▶ Request: Count each line in which the word "Paint" appears. Reply with the total and nothing more.

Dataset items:

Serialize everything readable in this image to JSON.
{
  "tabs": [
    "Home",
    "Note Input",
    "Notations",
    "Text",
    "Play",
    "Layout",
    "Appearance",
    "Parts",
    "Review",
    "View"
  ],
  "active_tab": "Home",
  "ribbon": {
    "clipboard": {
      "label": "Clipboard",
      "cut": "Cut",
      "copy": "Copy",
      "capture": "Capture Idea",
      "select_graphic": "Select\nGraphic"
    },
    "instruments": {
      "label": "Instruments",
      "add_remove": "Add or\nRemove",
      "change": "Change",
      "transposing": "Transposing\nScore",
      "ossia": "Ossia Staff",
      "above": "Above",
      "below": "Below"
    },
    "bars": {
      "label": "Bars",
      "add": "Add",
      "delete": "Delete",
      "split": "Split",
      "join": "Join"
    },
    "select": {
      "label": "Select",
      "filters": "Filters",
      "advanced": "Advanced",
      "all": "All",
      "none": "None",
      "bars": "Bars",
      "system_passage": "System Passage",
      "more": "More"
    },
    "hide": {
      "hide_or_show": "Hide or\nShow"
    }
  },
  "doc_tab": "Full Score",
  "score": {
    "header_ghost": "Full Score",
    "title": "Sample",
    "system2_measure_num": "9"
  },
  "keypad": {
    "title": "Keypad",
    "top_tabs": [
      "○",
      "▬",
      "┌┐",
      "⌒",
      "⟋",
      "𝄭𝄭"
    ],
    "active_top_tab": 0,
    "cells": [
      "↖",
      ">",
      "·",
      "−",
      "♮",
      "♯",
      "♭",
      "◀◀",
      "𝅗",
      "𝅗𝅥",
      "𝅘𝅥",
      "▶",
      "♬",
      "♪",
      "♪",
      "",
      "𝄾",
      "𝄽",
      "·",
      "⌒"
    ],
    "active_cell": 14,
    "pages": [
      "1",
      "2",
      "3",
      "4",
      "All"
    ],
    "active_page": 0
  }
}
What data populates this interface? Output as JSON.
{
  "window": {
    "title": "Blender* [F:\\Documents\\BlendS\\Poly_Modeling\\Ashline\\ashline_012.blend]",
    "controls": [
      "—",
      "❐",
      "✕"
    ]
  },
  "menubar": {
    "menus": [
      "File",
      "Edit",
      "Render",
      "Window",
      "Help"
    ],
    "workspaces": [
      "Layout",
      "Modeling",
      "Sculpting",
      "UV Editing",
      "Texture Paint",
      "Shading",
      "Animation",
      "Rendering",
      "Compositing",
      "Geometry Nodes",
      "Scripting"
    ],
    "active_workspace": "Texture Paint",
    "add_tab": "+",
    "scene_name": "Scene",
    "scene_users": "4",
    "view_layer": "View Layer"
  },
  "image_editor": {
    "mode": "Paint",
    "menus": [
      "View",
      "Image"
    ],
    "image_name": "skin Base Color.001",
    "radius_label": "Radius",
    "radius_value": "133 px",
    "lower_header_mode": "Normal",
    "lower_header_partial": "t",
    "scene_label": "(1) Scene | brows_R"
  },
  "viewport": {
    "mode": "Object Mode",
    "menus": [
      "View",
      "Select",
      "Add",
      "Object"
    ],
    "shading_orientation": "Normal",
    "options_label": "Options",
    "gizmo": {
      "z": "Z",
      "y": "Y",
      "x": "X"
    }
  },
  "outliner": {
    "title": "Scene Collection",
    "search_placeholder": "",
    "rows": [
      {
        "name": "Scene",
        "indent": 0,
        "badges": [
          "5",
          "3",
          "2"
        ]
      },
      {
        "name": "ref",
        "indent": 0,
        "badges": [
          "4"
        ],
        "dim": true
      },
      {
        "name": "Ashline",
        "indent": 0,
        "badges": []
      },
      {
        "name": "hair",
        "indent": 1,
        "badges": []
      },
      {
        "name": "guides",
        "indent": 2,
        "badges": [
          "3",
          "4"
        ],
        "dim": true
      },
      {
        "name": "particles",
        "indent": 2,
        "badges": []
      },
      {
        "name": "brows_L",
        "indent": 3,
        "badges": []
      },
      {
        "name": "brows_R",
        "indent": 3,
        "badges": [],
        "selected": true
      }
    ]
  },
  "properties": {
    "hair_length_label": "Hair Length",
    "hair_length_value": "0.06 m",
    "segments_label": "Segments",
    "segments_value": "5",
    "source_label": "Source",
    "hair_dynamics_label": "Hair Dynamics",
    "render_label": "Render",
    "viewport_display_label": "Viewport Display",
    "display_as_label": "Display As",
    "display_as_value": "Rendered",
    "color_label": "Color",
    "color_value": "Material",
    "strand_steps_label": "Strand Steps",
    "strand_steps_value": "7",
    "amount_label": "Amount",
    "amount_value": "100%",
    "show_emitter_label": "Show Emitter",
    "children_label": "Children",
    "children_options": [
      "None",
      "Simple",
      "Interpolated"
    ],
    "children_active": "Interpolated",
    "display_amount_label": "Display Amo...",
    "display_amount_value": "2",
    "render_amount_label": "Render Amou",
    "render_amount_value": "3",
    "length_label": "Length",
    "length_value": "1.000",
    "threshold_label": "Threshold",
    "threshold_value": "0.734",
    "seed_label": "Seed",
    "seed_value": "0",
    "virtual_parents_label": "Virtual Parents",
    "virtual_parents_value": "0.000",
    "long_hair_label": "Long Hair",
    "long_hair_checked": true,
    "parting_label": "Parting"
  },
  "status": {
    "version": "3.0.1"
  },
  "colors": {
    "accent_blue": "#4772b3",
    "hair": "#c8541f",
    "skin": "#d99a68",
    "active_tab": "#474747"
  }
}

▶ Exercise solution: 3